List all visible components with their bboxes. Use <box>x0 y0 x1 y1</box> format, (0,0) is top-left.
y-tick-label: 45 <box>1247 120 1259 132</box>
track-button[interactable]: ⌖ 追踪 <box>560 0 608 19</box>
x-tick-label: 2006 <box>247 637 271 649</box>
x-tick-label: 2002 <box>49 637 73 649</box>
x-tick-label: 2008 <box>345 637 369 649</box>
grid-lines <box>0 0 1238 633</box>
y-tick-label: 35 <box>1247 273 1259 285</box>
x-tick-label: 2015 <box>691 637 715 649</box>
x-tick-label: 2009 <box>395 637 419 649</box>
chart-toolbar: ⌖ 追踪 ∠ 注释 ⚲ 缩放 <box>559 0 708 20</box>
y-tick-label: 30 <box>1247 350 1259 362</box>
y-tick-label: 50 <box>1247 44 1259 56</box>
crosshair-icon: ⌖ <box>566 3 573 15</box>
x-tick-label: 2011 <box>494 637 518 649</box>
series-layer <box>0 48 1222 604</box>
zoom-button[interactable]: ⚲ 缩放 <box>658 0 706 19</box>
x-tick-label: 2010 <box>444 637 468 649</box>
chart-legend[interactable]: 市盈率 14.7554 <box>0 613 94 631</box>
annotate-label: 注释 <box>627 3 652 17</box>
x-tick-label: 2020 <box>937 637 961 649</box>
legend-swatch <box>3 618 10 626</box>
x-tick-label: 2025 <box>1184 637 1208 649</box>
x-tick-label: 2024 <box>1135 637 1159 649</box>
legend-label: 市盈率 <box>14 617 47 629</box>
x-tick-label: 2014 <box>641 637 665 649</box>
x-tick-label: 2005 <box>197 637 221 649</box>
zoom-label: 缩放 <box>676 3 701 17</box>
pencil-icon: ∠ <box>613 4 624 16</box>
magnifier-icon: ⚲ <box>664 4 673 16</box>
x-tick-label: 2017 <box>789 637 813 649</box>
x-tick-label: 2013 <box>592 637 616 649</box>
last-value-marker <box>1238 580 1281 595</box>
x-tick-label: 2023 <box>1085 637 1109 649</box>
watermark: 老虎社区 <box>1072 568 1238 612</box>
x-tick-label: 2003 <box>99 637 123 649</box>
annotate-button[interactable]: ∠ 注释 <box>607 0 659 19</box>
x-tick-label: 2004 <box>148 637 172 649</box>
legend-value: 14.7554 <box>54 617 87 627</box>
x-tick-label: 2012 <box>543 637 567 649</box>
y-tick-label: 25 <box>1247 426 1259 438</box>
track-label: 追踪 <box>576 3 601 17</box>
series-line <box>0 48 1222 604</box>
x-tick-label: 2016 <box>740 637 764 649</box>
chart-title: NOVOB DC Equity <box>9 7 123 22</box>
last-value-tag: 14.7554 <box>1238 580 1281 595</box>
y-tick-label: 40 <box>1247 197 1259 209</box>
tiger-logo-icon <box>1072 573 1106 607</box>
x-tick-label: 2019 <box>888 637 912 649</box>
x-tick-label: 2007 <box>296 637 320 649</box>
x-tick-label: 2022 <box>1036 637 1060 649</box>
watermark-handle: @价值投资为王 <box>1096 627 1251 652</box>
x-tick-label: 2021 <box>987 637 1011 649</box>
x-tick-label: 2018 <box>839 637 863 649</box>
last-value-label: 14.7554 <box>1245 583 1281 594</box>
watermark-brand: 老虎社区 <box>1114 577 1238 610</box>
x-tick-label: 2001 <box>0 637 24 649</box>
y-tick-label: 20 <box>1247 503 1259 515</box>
───
SET PROBLEM:
Copy every one of these rows, word for word, with no changes.

ANSWER TO THE EXERCISE:
List all visible components with their bboxes. Use <box>x0 y0 x1 y1</box> format, (0,0) is top-left.
y-tick-label: 45 <box>1247 120 1259 132</box>
track-button[interactable]: ⌖ 追踪 <box>560 0 608 19</box>
x-tick-label: 2006 <box>247 637 271 649</box>
x-tick-label: 2002 <box>49 637 73 649</box>
x-tick-label: 2008 <box>345 637 369 649</box>
grid-lines <box>0 0 1238 633</box>
y-tick-label: 35 <box>1247 273 1259 285</box>
x-tick-label: 2015 <box>691 637 715 649</box>
x-tick-label: 2009 <box>395 637 419 649</box>
chart-toolbar: ⌖ 追踪 ∠ 注释 ⚲ 缩放 <box>559 0 708 20</box>
y-tick-label: 30 <box>1247 350 1259 362</box>
y-tick-label: 50 <box>1247 44 1259 56</box>
crosshair-icon: ⌖ <box>566 3 573 15</box>
x-tick-label: 2011 <box>494 637 518 649</box>
series-layer <box>0 48 1222 604</box>
zoom-button[interactable]: ⚲ 缩放 <box>658 0 706 19</box>
x-tick-label: 2010 <box>444 637 468 649</box>
chart-legend[interactable]: 市盈率 14.7554 <box>0 613 94 631</box>
annotate-label: 注释 <box>627 3 652 17</box>
x-tick-label: 2020 <box>937 637 961 649</box>
legend-swatch <box>3 618 10 626</box>
x-tick-label: 2025 <box>1184 637 1208 649</box>
x-tick-label: 2024 <box>1135 637 1159 649</box>
legend-label: 市盈率 <box>14 617 47 629</box>
x-tick-label: 2014 <box>641 637 665 649</box>
x-tick-label: 2005 <box>197 637 221 649</box>
zoom-label: 缩放 <box>676 3 701 17</box>
pencil-icon: ∠ <box>613 4 624 16</box>
magnifier-icon: ⚲ <box>664 4 673 16</box>
x-tick-label: 2017 <box>789 637 813 649</box>
x-tick-label: 2013 <box>592 637 616 649</box>
last-value-marker <box>1238 580 1281 595</box>
x-tick-label: 2023 <box>1085 637 1109 649</box>
watermark: 老虎社区 <box>1072 568 1238 612</box>
x-tick-label: 2003 <box>99 637 123 649</box>
annotate-button[interactable]: ∠ 注释 <box>607 0 659 19</box>
x-tick-label: 2004 <box>148 637 172 649</box>
legend-value: 14.7554 <box>54 617 87 627</box>
x-tick-label: 2012 <box>543 637 567 649</box>
y-tick-label: 25 <box>1247 426 1259 438</box>
track-label: 追踪 <box>576 3 601 17</box>
series-line <box>0 48 1222 604</box>
x-tick-label: 2016 <box>740 637 764 649</box>
chart-title: NOVOB DC Equity <box>9 7 123 22</box>
last-value-tag: 14.7554 <box>1238 580 1281 595</box>
y-tick-label: 40 <box>1247 197 1259 209</box>
tiger-logo-icon <box>1072 573 1106 607</box>
x-tick-label: 2019 <box>888 637 912 649</box>
x-tick-label: 2007 <box>296 637 320 649</box>
x-tick-label: 2022 <box>1036 637 1060 649</box>
watermark-handle: @价值投资为王 <box>1096 627 1251 652</box>
x-tick-label: 2021 <box>987 637 1011 649</box>
x-tick-label: 2018 <box>839 637 863 649</box>
last-value-label: 14.7554 <box>1245 583 1281 594</box>
watermark-brand: 老虎社区 <box>1114 577 1238 610</box>
x-tick-label: 2001 <box>0 637 24 649</box>
y-tick-label: 20 <box>1247 503 1259 515</box>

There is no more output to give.